> [Stated problem]: Reproduce each line exactly.

> [Dataset records]:

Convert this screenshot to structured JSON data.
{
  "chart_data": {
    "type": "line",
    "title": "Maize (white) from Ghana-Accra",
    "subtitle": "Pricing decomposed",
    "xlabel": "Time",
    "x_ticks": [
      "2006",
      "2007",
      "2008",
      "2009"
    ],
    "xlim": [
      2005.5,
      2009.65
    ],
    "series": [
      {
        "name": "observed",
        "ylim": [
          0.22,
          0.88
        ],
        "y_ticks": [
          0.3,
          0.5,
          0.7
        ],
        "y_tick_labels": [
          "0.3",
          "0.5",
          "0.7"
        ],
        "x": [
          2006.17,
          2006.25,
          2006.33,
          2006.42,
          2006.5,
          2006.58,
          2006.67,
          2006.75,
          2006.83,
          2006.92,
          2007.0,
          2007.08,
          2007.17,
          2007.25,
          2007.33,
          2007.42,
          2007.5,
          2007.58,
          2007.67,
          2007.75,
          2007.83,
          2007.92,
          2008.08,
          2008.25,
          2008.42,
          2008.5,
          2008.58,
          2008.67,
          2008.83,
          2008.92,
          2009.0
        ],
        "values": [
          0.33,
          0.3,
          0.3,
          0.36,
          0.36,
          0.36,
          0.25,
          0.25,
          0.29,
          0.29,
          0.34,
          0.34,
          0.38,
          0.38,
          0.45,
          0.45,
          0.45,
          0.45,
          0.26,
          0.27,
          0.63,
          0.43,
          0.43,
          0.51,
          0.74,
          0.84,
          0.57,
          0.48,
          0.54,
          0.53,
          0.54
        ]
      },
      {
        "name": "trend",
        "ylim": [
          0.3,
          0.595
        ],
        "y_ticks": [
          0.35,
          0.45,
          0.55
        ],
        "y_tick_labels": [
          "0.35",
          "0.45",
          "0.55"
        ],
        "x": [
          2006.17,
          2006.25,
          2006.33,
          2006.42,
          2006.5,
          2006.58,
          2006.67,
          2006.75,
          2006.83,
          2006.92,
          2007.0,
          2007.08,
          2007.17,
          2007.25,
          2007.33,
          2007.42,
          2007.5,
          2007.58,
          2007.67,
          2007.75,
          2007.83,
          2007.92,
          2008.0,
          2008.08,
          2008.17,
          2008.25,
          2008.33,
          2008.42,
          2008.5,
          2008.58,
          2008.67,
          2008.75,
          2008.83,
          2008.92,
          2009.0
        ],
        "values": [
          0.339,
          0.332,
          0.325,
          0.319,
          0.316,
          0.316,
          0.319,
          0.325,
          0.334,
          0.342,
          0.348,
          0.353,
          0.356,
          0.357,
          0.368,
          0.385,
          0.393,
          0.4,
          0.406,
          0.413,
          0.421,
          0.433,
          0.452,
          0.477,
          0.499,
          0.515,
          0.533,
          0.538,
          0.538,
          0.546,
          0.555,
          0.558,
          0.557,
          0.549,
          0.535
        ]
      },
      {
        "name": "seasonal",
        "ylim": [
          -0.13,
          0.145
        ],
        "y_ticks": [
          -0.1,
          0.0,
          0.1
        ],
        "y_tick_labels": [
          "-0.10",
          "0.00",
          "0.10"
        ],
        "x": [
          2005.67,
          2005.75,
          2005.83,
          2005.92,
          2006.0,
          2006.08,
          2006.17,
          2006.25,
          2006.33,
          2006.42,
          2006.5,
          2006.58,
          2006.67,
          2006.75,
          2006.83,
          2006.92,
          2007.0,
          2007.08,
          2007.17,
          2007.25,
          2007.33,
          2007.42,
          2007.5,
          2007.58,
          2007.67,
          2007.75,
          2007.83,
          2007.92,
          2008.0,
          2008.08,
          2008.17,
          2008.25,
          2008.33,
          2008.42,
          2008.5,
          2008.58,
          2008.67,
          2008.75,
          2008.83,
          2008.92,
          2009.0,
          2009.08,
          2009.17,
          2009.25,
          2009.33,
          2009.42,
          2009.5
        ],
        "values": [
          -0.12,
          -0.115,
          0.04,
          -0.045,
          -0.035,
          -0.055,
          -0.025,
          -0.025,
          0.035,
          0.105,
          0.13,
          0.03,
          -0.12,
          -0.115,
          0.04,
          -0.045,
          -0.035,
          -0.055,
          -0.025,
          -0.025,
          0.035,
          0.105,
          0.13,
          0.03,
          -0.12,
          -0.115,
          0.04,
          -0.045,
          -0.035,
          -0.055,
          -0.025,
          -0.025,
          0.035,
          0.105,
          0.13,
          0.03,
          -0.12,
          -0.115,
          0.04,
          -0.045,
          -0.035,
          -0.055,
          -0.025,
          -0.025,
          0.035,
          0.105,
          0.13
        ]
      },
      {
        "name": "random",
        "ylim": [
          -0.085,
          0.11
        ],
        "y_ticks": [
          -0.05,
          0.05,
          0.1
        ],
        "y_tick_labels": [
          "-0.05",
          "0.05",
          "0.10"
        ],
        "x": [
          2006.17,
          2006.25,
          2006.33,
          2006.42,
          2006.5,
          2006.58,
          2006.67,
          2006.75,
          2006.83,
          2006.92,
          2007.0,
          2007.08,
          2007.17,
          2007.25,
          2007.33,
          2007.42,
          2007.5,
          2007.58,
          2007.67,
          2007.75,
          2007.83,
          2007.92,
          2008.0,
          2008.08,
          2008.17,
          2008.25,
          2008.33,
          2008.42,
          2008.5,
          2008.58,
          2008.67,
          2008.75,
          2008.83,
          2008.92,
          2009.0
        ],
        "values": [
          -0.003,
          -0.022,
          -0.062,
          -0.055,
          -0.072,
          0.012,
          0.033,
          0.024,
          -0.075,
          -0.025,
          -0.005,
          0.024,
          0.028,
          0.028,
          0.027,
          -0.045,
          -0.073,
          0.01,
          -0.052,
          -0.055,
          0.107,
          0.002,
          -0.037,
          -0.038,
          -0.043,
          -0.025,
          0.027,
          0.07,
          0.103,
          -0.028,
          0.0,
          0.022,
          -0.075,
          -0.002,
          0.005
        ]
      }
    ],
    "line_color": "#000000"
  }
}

> [Finished answer]:
Convert this screenshot to structured JSON data.
{
  "chart_data": {
    "type": "line",
    "title": "Maize (white) from Ghana-Accra",
    "subtitle": "Pricing decomposed",
    "xlabel": "Time",
    "x_ticks": [
      "2006",
      "2007",
      "2008",
      "2009"
    ],
    "xlim": [
      2005.5,
      2009.65
    ],
    "series": [
      {
        "name": "observed",
        "ylim": [
          0.22,
          0.88
        ],
        "y_ticks": [
          0.3,
          0.5,
          0.7
        ],
        "y_tick_labels": [
          "0.3",
          "0.5",
          "0.7"
        ],
        "x": [
          2006.17,
          2006.25,
          2006.33,
          2006.42,
          2006.5,
          2006.58,
          2006.67,
          2006.75,
          2006.83,
          2006.92,
          2007.0,
          2007.08,
          2007.17,
          2007.25,
          2007.33,
          2007.42,
          2007.5,
          2007.58,
          2007.67,
          2007.75,
          2007.83,
          2007.92,
          2008.08,
          2008.25,
          2008.42,
          2008.5,
          2008.58,
          2008.67,
          2008.83,
          2008.92,
          2009.0
        ],
        "values": [
          0.33,
          0.3,
          0.3,
          0.36,
          0.36,
          0.36,
          0.25,
          0.25,
          0.29,
          0.29,
          0.34,
          0.34,
          0.38,
          0.38,
          0.45,
          0.45,
          0.45,
          0.45,
          0.26,
          0.27,
          0.63,
          0.43,
          0.43,
          0.51,
          0.74,
          0.84,
          0.57,
          0.48,
          0.54,
          0.53,
          0.54
        ]
      },
      {
        "name": "trend",
        "ylim": [
          0.3,
          0.595
        ],
        "y_ticks": [
          0.35,
          0.45,
          0.55
        ],
        "y_tick_labels": [
          "0.35",
          "0.45",
          "0.55"
        ],
        "x": [
          2006.17,
          2006.25,
          2006.33,
          2006.42,
          2006.5,
          2006.58,
          2006.67,
          2006.75,
          2006.83,
          2006.92,
          2007.0,
          2007.08,
          2007.17,
          2007.25,
          2007.33,
          2007.42,
          2007.5,
          2007.58,
          2007.67,
          2007.75,
          2007.83,
          2007.92,
          2008.0,
          2008.08,
          2008.17,
          2008.25,
          2008.33,
          2008.42,
          2008.5,
          2008.58,
          2008.67,
          2008.75,
          2008.83,
          2008.92,
          2009.0
        ],
        "values": [
          0.339,
          0.332,
          0.325,
          0.319,
          0.316,
          0.316,
          0.319,
          0.325,
          0.334,
          0.342,
          0.348,
          0.353,
          0.356,
          0.357,
          0.368,
          0.385,
          0.393,
          0.4,
          0.406,
          0.413,
          0.421,
          0.433,
          0.452,
          0.477,
          0.499,
          0.515,
          0.533,
          0.538,
          0.538,
          0.546,
          0.555,
          0.558,
          0.557,
          0.549,
          0.535
        ]
      },
      {
        "name": "seasonal",
        "ylim": [
          -0.13,
          0.145
        ],
        "y_ticks": [
          -0.1,
          0.0,
          0.1
        ],
        "y_tick_labels": [
          "-0.10",
          "0.00",
          "0.10"
        ],
        "x": [
          2005.67,
          2005.75,
          2005.83,
          2005.92,
          2006.0,
          2006.08,
          2006.17,
          2006.25,
          2006.33,
          2006.42,
          2006.5,
          2006.58,
          2006.67,
          2006.75,
          2006.83,
          2006.92,
          2007.0,
          2007.08,
          2007.17,
          2007.25,
          2007.33,
          2007.42,
          2007.5,
          2007.58,
          2007.67,
          2007.75,
          2007.83,
          2007.92,
          2008.0,
          2008.08,
          2008.17,
          2008.25,
          2008.33,
          2008.42,
          2008.5,
          2008.58,
          2008.67,
          2008.75,
          2008.83,
          2008.92,
          2009.0,
          2009.08,
          2009.17,
          2009.25,
          2009.33,
          2009.42,
          2009.5
        ],
        "values": [
          -0.12,
          -0.115,
          0.04,
          -0.045,
          -0.035,
          -0.055,
          -0.025,
          -0.025,
          0.035,
          0.105,
          0.13,
          0.03,
          -0.12,
          -0.115,
          0.04,
          -0.045,
          -0.035,
          -0.055,
          -0.025,
          -0.025,
          0.035,
          0.105,
          0.13,
          0.03,
          -0.12,
          -0.115,
          0.04,
          -0.045,
          -0.035,
          -0.055,
          -0.025,
          -0.025,
          0.035,
          0.105,
          0.13,
          0.03,
          -0.12,
          -0.115,
          0.04,
          -0.045,
          -0.035,
          -0.055,
          -0.025,
          -0.025,
          0.035,
          0.105,
          0.13
        ]
      },
      {
        "name": "random",
        "ylim": [
          -0.085,
          0.11
        ],
        "y_ticks": [
          -0.05,
          0.05,
          0.1
        ],
        "y_tick_labels": [
          "-0.05",
          "0.05",
          "0.10"
        ],
        "x": [
          2006.17,
          2006.25,
          2006.33,
          2006.42,
          2006.5,
          2006.58,
          2006.67,
          2006.75,
          2006.83,
          2006.92,
          2007.0,
          2007.08,
          2007.17,
          2007.25,
          2007.33,
          2007.42,
          2007.5,
          2007.58,
          2007.67,
          2007.75,
          2007.83,
          2007.92,
          2008.0,
          2008.08,
          2008.17,
          2008.25,
          2008.33,
          2008.42,
          2008.5,
          2008.58,
          2008.67,
          2008.75,
          2008.83,
          2008.92,
          2009.0
        ],
        "values": [
          -0.003,
          -0.022,
          -0.062,
          -0.055,
          -0.072,
          0.012,
          0.033,
          0.024,
          -0.075,
          -0.025,
          -0.005,
          0.024,
          0.028,
          0.028,
          0.027,
          -0.045,
          -0.073,
          0.01,
          -0.052,
          -0.055,
          0.107,
          0.002,
          -0.037,
          -0.038,
          -0.043,
          -0.025,
          0.027,
          0.07,
          0.103,
          -0.028,
          0.0,
          0.022,
          -0.075,
          -0.002,
          0.005
        ]
      }
    ],
    "line_color": "#000000"
  }
}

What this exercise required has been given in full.